* OBJECTIVE:
Reproduce every line of the material below without changing anything, and leave the pictures out of your answer.

(Labeled region entries)
## Begin

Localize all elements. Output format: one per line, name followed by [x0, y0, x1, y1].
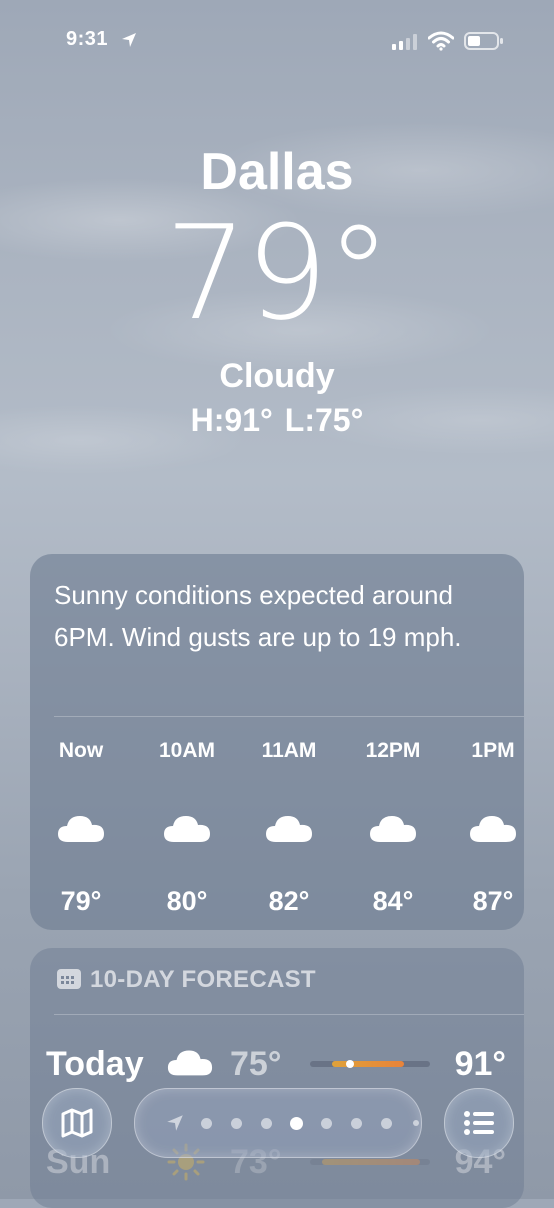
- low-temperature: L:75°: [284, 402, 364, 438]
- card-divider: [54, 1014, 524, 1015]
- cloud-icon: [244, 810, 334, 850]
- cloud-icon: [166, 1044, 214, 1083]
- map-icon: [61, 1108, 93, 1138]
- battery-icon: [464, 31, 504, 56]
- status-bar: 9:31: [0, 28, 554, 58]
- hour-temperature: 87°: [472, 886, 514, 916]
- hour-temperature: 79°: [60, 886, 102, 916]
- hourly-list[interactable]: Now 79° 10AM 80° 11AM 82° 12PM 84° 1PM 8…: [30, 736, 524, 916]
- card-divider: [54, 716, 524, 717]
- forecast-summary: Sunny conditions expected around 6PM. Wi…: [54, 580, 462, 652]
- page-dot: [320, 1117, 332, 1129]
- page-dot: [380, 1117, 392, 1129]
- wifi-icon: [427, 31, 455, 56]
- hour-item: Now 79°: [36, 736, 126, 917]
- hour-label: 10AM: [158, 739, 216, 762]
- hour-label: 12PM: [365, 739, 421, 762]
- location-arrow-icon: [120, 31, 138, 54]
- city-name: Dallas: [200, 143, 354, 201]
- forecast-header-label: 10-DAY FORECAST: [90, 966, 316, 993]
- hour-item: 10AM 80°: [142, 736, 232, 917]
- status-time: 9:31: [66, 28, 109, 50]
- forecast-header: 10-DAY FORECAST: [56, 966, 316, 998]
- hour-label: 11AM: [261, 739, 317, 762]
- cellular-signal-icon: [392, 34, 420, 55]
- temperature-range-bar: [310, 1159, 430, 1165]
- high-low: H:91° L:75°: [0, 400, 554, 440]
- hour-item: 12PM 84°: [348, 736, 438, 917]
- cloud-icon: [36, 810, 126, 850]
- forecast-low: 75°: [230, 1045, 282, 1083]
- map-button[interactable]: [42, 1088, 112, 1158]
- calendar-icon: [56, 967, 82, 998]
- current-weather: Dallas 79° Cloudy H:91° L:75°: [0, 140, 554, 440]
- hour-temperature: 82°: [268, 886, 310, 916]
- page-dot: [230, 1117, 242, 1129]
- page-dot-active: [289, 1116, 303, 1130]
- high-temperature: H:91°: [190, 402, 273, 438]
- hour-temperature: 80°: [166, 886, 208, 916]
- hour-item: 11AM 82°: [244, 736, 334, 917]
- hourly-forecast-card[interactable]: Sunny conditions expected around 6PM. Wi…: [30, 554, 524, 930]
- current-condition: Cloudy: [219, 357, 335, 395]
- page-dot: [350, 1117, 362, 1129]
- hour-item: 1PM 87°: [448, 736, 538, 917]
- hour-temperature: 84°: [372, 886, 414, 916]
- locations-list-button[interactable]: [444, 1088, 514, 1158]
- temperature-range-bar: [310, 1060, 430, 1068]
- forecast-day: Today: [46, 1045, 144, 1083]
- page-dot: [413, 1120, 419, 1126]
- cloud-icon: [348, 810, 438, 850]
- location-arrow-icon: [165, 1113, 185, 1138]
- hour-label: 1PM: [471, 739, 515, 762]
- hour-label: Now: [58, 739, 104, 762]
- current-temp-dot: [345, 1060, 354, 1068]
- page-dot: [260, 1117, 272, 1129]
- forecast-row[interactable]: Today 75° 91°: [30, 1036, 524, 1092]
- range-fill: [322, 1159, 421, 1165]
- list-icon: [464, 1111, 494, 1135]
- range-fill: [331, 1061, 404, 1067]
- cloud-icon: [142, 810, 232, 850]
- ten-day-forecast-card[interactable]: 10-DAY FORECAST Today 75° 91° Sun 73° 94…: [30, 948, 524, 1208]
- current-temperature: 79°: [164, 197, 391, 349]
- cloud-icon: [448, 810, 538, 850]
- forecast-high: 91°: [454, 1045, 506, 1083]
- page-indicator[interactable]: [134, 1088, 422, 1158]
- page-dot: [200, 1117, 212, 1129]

## End

* OUTPUT FOR THIS EXERCISE:
Localize all elements. Output format: one per line, name followed by [x0, y0, x1, y1].
- low-temperature: L:75°: [284, 402, 364, 438]
- card-divider: [54, 1014, 524, 1015]
- cloud-icon: [244, 810, 334, 850]
- cloud-icon: [166, 1044, 214, 1083]
- map-icon: [61, 1108, 93, 1138]
- battery-icon: [464, 31, 504, 56]
- status-bar: 9:31: [0, 28, 554, 58]
- hour-temperature: 87°: [472, 886, 514, 916]
- hour-temperature: 79°: [60, 886, 102, 916]
- hourly-list[interactable]: Now 79° 10AM 80° 11AM 82° 12PM 84° 1PM 8…: [30, 736, 524, 916]
- card-divider: [54, 716, 524, 717]
- forecast-summary: Sunny conditions expected around 6PM. Wi…: [54, 580, 462, 652]
- page-dot: [320, 1117, 332, 1129]
- page-dot: [380, 1117, 392, 1129]
- wifi-icon: [427, 31, 455, 56]
- hour-item: Now 79°: [36, 736, 126, 917]
- hour-label: 10AM: [158, 739, 216, 762]
- hour-label: 12PM: [365, 739, 421, 762]
- location-arrow-icon: [120, 31, 138, 54]
- city-name: Dallas: [200, 143, 354, 201]
- forecast-header-label: 10-DAY FORECAST: [90, 966, 316, 993]
- hour-item: 10AM 80°: [142, 736, 232, 917]
- status-time: 9:31: [66, 28, 109, 50]
- forecast-header: 10-DAY FORECAST: [56, 966, 316, 998]
- hour-label: 11AM: [261, 739, 317, 762]
- cellular-signal-icon: [392, 34, 420, 55]
- temperature-range-bar: [310, 1159, 430, 1165]
- high-low: H:91° L:75°: [0, 400, 554, 440]
- hour-item: 12PM 84°: [348, 736, 438, 917]
- cloud-icon: [36, 810, 126, 850]
- forecast-low: 75°: [230, 1045, 282, 1083]
- map-button[interactable]: [42, 1088, 112, 1158]
- calendar-icon: [56, 967, 82, 998]
- current-weather: Dallas 79° Cloudy H:91° L:75°: [0, 140, 554, 440]
- hour-temperature: 82°: [268, 886, 310, 916]
- page-dot: [230, 1117, 242, 1129]
- page-dot-active: [289, 1116, 303, 1130]
- high-temperature: H:91°: [190, 402, 273, 438]
- hour-temperature: 80°: [166, 886, 208, 916]
- hour-item: 11AM 82°: [244, 736, 334, 917]
- hourly-forecast-card[interactable]: Sunny conditions expected around 6PM. Wi…: [30, 554, 524, 930]
- current-condition: Cloudy: [219, 357, 335, 395]
- page-dot: [350, 1117, 362, 1129]
- hour-item: 1PM 87°: [448, 736, 538, 917]
- hour-temperature: 84°: [372, 886, 414, 916]
- locations-list-button[interactable]: [444, 1088, 514, 1158]
- temperature-range-bar: [310, 1060, 430, 1068]
- forecast-day: Today: [46, 1045, 144, 1083]
- page-dot: [413, 1120, 419, 1126]
- cloud-icon: [348, 810, 438, 850]
- location-arrow-icon: [165, 1113, 185, 1138]
- hour-label: 1PM: [471, 739, 515, 762]
- hour-label: Now: [58, 739, 104, 762]
- current-temp-dot: [345, 1060, 354, 1068]
- page-dot: [260, 1117, 272, 1129]
- forecast-row[interactable]: Today 75° 91°: [30, 1036, 524, 1092]
- range-fill: [322, 1159, 421, 1165]
- list-icon: [464, 1111, 494, 1135]
- range-fill: [331, 1061, 404, 1067]
- cloud-icon: [142, 810, 232, 850]
- ten-day-forecast-card[interactable]: 10-DAY FORECAST Today 75° 91° Sun 73° 94…: [30, 948, 524, 1208]
- current-temperature: 79°: [164, 197, 391, 349]
- cloud-icon: [448, 810, 538, 850]
- forecast-high: 91°: [454, 1045, 506, 1083]
- page-indicator[interactable]: [134, 1088, 422, 1158]
- page-dot: [200, 1117, 212, 1129]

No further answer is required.